Chart and figure data:
━━━━━━━━━━━━━━━━━━━━━━━━━━━━━━
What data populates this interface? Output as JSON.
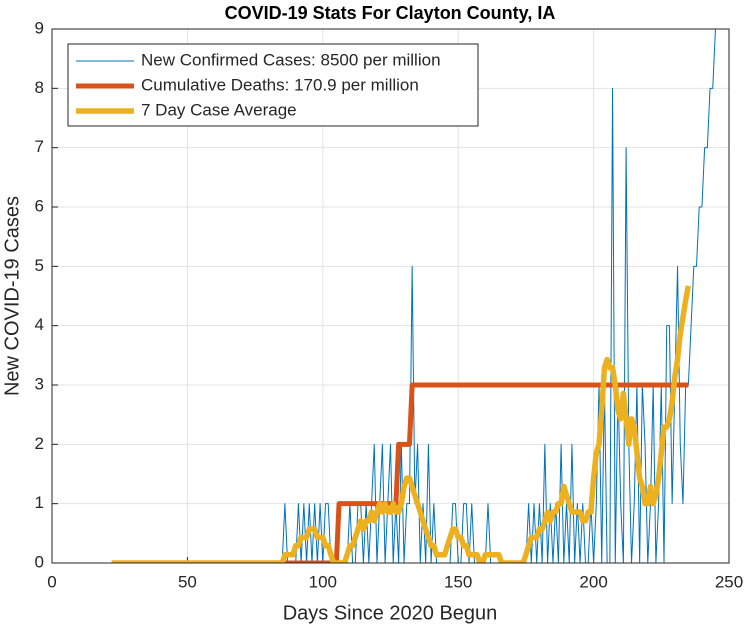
{
  "chart_data": {
    "type": "line",
    "title": "COVID-19 Stats For Clayton County, IA",
    "xlabel": "Days Since 2020 Begun",
    "ylabel": "New COVID-19 Cases",
    "xlim": [
      0,
      250
    ],
    "xticks": [
      0,
      50,
      100,
      150,
      200,
      250
    ],
    "ylim": [
      0,
      9
    ],
    "yticks": [
      0,
      1,
      2,
      3,
      4,
      5,
      6,
      7,
      8,
      9
    ],
    "grid": true,
    "legend": "northwest",
    "x": [
      22,
      23,
      24,
      25,
      26,
      27,
      28,
      29,
      30,
      31,
      32,
      33,
      34,
      35,
      36,
      37,
      38,
      39,
      40,
      41,
      42,
      43,
      44,
      45,
      46,
      47,
      48,
      49,
      50,
      51,
      52,
      53,
      54,
      55,
      56,
      57,
      58,
      59,
      60,
      61,
      62,
      63,
      64,
      65,
      66,
      67,
      68,
      69,
      70,
      71,
      72,
      73,
      74,
      75,
      76,
      77,
      78,
      79,
      80,
      81,
      82,
      83,
      84,
      85,
      86,
      87,
      88,
      89,
      90,
      91,
      92,
      93,
      94,
      95,
      96,
      97,
      98,
      99,
      100,
      101,
      102,
      103,
      104,
      105,
      106,
      107,
      108,
      109,
      110,
      111,
      112,
      113,
      114,
      115,
      116,
      117,
      118,
      119,
      120,
      121,
      122,
      123,
      124,
      125,
      126,
      127,
      128,
      129,
      130,
      131,
      132,
      133,
      134,
      135,
      136,
      137,
      138,
      139,
      140,
      141,
      142,
      143,
      144,
      145,
      146,
      147,
      148,
      149,
      150,
      151,
      152,
      153,
      154,
      155,
      156,
      157,
      158,
      159,
      160,
      161,
      162,
      163,
      164,
      165,
      166,
      167,
      168,
      169,
      170,
      171,
      172,
      173,
      174,
      175,
      176,
      177,
      178,
      179,
      180,
      181,
      182,
      183,
      184,
      185,
      186,
      187,
      188,
      189,
      190,
      191,
      192,
      193,
      194,
      195,
      196,
      197,
      198,
      199,
      200,
      201,
      202,
      203,
      204,
      205,
      206,
      207,
      208,
      209,
      210,
      211,
      212,
      213,
      214,
      215,
      216,
      217,
      218,
      219,
      220,
      221,
      222,
      223,
      224,
      225,
      226,
      227,
      228,
      229,
      230,
      231,
      232,
      233,
      234,
      235,
      236,
      237,
      238,
      239,
      240,
      241,
      242,
      243,
      244,
      245
    ],
    "series": [
      {
        "name": "New Confirmed Cases: 8500 per million",
        "color": "#0072bd",
        "width": 1,
        "values": [
          0,
          0,
          0,
          0,
          0,
          0,
          0,
          0,
          0,
          0,
          0,
          0,
          0,
          0,
          0,
          0,
          0,
          0,
          0,
          0,
          0,
          0,
          0,
          0,
          0,
          0,
          0,
          0,
          0,
          0,
          0,
          0,
          0,
          0,
          0,
          0,
          0,
          0,
          0,
          0,
          0,
          0,
          0,
          0,
          0,
          0,
          0,
          0,
          0,
          0,
          0,
          0,
          0,
          0,
          0,
          0,
          0,
          0,
          0,
          0,
          0,
          0,
          0,
          0,
          1,
          0,
          0,
          0,
          0,
          1,
          0,
          1,
          0,
          1,
          0,
          1,
          0,
          1,
          0,
          1,
          1,
          0,
          0,
          0,
          0,
          0,
          0,
          0,
          1,
          0,
          0,
          1,
          1,
          0,
          1,
          0,
          1,
          2,
          0,
          1,
          2,
          0,
          1,
          2,
          0,
          1,
          0,
          2,
          0,
          1,
          1,
          5,
          1,
          2,
          0,
          1,
          0,
          2,
          0,
          1,
          0,
          0,
          0,
          0,
          0,
          0,
          1,
          1,
          0,
          0,
          1,
          1,
          0,
          1,
          0,
          0,
          0,
          0,
          0,
          1,
          0,
          0,
          0,
          0,
          0,
          0,
          0,
          0,
          0,
          0,
          0,
          0,
          0,
          0,
          1,
          0,
          1,
          0,
          1,
          0,
          2,
          0,
          1,
          0,
          1,
          0,
          2,
          0,
          1,
          0,
          2,
          0,
          1,
          0,
          1,
          0,
          0,
          1,
          0,
          1,
          3,
          0,
          3,
          0,
          0,
          8,
          0,
          3,
          1,
          0,
          7,
          2,
          0,
          1,
          3,
          0,
          3,
          2,
          0,
          1,
          3,
          0,
          1,
          3,
          0,
          4,
          4,
          1,
          3,
          5,
          2,
          1,
          3,
          3,
          4,
          5,
          5,
          6,
          6,
          7,
          7,
          8,
          8,
          9
        ]
      },
      {
        "name": "Cumulative Deaths: 170.9 per million",
        "color": "#d95319",
        "width": 5,
        "values": [
          null,
          null,
          null,
          null,
          null,
          null,
          null,
          null,
          null,
          null,
          null,
          null,
          null,
          null,
          null,
          null,
          null,
          null,
          null,
          null,
          null,
          null,
          null,
          null,
          null,
          null,
          null,
          null,
          null,
          null,
          null,
          null,
          null,
          null,
          null,
          null,
          null,
          null,
          null,
          null,
          null,
          null,
          null,
          null,
          null,
          null,
          null,
          null,
          null,
          null,
          null,
          null,
          null,
          null,
          null,
          null,
          null,
          null,
          null,
          null,
          null,
          null,
          null,
          null,
          0,
          0,
          0,
          0,
          0,
          0,
          0,
          0,
          0,
          0,
          0,
          0,
          0,
          0,
          0,
          0,
          0,
          0,
          0,
          0,
          1,
          1,
          1,
          1,
          1,
          1,
          1,
          1,
          1,
          1,
          1,
          1,
          1,
          1,
          1,
          1,
          1,
          1,
          1,
          1,
          1,
          1,
          2,
          2,
          2,
          2,
          2,
          3,
          3,
          3,
          3,
          3,
          3,
          3,
          3,
          3,
          3,
          3,
          3,
          3,
          3,
          3,
          3,
          3,
          3,
          3,
          3,
          3,
          3,
          3,
          3,
          3,
          3,
          3,
          3,
          3,
          3,
          3,
          3,
          3,
          3,
          3,
          3,
          3,
          3,
          3,
          3,
          3,
          3,
          3,
          3,
          3,
          3,
          3,
          3,
          3,
          3,
          3,
          3,
          3,
          3,
          3,
          3,
          3,
          3,
          3,
          3,
          3,
          3,
          3,
          3,
          3,
          3,
          3,
          3,
          3,
          3,
          3,
          3,
          3,
          3,
          3,
          3,
          3,
          3,
          3,
          3,
          3,
          3,
          3,
          3,
          3,
          3,
          3,
          3,
          3,
          3,
          3,
          3,
          3,
          3,
          3,
          3,
          3,
          3,
          3,
          3,
          3,
          3,
          3,
          null,
          null,
          null,
          null,
          null,
          null,
          null,
          null,
          null,
          null
        ]
      },
      {
        "name": "7 Day Case Average",
        "color": "#edb120",
        "width": 5.5,
        "values": [
          0,
          0,
          0,
          0,
          0,
          0,
          0,
          0,
          0,
          0,
          0,
          0,
          0,
          0,
          0,
          0,
          0,
          0,
          0,
          0,
          0,
          0,
          0,
          0,
          0,
          0,
          0,
          0,
          0,
          0,
          0,
          0,
          0,
          0,
          0,
          0,
          0,
          0,
          0,
          0,
          0,
          0,
          0,
          0,
          0,
          0,
          0,
          0,
          0,
          0,
          0,
          0,
          0,
          0,
          0,
          0,
          0,
          0,
          0,
          0,
          0,
          0,
          0,
          0,
          0.14,
          0.14,
          0.14,
          0.14,
          0.29,
          0.29,
          0.43,
          0.43,
          0.43,
          0.57,
          0.57,
          0.57,
          0.43,
          0.43,
          0.43,
          0.29,
          0.29,
          0.14,
          0,
          0,
          0,
          0,
          0,
          0.14,
          0.29,
          0.29,
          0.43,
          0.57,
          0.71,
          0.57,
          0.71,
          0.71,
          0.86,
          0.71,
          0.86,
          1,
          0.86,
          1,
          0.86,
          0.86,
          1,
          0.86,
          0.86,
          1,
          1.29,
          1.43,
          1.43,
          1.29,
          1.14,
          1,
          0.86,
          0.71,
          0.57,
          0.43,
          0.29,
          0.29,
          0.14,
          0.14,
          0.14,
          0.14,
          0.29,
          0.43,
          0.57,
          0.57,
          0.43,
          0.43,
          0.29,
          0.29,
          0.14,
          0.14,
          0.14,
          0.14,
          0,
          0,
          0.14,
          0.14,
          0.14,
          0.14,
          0.14,
          0.14,
          0,
          0,
          0,
          0,
          0,
          0,
          0,
          0,
          0,
          0.14,
          0.29,
          0.43,
          0.43,
          0.43,
          0.57,
          0.57,
          0.71,
          0.86,
          0.71,
          0.86,
          0.86,
          1,
          1,
          1.29,
          1.14,
          1,
          0.86,
          0.86,
          0.86,
          0.86,
          0.71,
          0.71,
          0.86,
          0.86,
          1.43,
          1.86,
          2,
          2.57,
          3.29,
          3.43,
          3.29,
          3.29,
          3,
          2.57,
          2.43,
          2.86,
          2.43,
          2,
          2.43,
          2.29,
          1.86,
          1.43,
          1.29,
          1,
          1,
          1.29,
          1,
          1.14,
          1.43,
          1.86,
          2.29,
          2.29,
          2.43,
          2.71,
          3.14,
          3.43,
          3.86,
          4.14,
          4.43,
          4.67,
          null,
          null,
          null,
          null,
          null,
          null,
          null,
          null,
          null,
          null
        ]
      }
    ]
  }
}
━━━━━━━━━━━━━━━━━━━━━━━━━━━━━━
GIVEN TASK:
Copy all lines from the listing that contain "million".

RESULT OF THIS TASK:
        "name": "New Confirmed Cases: 8500 per million",
        "name": "Cumulative Deaths: 170.9 per million",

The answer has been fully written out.